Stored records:
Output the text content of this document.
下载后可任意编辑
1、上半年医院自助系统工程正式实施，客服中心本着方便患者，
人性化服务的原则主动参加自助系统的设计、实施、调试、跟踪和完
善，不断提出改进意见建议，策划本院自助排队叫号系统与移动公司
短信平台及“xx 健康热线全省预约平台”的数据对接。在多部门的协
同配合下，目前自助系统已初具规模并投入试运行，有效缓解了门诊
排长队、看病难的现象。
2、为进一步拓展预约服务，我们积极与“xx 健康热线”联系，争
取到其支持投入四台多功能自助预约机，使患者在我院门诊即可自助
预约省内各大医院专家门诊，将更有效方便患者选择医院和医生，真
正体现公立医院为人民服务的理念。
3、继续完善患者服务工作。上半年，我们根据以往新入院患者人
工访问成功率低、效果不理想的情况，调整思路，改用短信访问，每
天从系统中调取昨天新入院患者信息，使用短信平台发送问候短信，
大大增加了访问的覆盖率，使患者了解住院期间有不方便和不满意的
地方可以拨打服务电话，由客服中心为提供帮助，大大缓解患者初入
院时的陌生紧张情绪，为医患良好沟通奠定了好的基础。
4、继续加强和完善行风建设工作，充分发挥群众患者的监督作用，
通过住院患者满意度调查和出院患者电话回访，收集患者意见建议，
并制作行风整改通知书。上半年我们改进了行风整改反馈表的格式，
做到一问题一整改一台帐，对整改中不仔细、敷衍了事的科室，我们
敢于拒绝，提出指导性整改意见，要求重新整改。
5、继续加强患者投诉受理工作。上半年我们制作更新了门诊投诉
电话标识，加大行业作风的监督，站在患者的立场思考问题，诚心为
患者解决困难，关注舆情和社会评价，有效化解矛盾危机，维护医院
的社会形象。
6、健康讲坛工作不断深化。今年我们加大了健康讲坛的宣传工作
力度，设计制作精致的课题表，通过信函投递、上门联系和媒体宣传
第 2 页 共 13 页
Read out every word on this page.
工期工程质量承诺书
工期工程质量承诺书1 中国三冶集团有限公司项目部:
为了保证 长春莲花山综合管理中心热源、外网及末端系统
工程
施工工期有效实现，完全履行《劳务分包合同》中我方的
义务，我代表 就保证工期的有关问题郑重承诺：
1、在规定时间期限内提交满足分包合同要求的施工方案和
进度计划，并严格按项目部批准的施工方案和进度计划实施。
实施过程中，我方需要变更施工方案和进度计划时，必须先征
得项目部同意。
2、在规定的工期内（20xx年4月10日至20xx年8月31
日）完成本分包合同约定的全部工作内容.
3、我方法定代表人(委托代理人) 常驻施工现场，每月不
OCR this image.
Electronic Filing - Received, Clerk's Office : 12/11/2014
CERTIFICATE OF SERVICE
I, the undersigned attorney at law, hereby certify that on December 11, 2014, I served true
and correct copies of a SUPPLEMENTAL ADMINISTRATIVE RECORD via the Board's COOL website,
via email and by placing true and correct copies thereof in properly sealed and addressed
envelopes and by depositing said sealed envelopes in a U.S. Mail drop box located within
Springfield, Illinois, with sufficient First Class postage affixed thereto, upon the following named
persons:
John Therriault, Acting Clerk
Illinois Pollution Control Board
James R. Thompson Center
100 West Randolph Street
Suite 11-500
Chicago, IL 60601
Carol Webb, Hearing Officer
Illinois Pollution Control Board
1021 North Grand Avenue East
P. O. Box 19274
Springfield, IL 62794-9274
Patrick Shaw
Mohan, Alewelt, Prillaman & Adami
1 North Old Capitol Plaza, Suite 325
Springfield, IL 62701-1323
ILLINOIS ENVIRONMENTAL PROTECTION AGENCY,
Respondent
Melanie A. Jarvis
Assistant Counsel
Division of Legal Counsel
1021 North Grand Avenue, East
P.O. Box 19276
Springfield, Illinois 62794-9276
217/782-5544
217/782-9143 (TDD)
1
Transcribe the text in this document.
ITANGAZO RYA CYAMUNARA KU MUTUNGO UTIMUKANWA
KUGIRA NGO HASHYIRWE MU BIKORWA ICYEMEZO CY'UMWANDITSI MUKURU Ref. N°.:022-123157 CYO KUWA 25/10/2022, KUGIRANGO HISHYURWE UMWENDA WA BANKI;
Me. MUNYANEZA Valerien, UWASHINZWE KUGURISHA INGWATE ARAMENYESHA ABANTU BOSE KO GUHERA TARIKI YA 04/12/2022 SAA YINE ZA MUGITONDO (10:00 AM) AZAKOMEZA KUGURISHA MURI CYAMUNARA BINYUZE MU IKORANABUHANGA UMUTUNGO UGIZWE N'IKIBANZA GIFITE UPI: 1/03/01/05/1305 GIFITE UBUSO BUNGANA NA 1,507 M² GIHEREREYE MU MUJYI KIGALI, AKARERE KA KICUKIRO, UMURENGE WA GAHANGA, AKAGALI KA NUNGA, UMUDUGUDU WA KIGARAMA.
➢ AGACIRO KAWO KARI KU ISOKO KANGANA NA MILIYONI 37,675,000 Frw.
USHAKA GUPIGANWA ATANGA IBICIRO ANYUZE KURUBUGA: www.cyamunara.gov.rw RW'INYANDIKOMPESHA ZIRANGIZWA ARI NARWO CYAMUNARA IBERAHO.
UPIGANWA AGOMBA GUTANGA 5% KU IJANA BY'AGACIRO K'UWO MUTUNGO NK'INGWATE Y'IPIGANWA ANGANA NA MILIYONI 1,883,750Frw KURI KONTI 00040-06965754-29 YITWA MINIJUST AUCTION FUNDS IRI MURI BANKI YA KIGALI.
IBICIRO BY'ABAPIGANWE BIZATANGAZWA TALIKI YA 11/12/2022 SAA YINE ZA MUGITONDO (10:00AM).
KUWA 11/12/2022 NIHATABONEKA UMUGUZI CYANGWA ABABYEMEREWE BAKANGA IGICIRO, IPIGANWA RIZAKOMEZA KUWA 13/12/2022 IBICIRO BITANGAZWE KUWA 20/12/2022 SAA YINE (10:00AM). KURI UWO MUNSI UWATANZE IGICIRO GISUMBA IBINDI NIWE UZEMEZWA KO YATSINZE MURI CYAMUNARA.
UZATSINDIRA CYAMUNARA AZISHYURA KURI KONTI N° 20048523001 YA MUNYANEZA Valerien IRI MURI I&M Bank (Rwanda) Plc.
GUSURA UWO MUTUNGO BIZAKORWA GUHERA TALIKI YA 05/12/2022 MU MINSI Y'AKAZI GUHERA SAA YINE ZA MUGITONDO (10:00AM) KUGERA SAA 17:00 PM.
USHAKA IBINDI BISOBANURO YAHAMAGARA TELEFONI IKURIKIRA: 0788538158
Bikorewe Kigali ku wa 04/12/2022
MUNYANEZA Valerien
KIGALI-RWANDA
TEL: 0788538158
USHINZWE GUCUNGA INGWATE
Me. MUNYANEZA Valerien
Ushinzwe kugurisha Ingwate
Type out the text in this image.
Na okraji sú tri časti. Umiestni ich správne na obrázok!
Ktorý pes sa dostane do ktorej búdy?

### YOUR INSTRUCTIONS
Pull out all lines containing the word "sealed" from the entries above.

### ANSWER TO THIS EXERCISE
via email and by placing true and correct copies thereof in properly sealed and addressed
envelopes and by depositing said sealed envelopes in a U.S. Mail drop box located within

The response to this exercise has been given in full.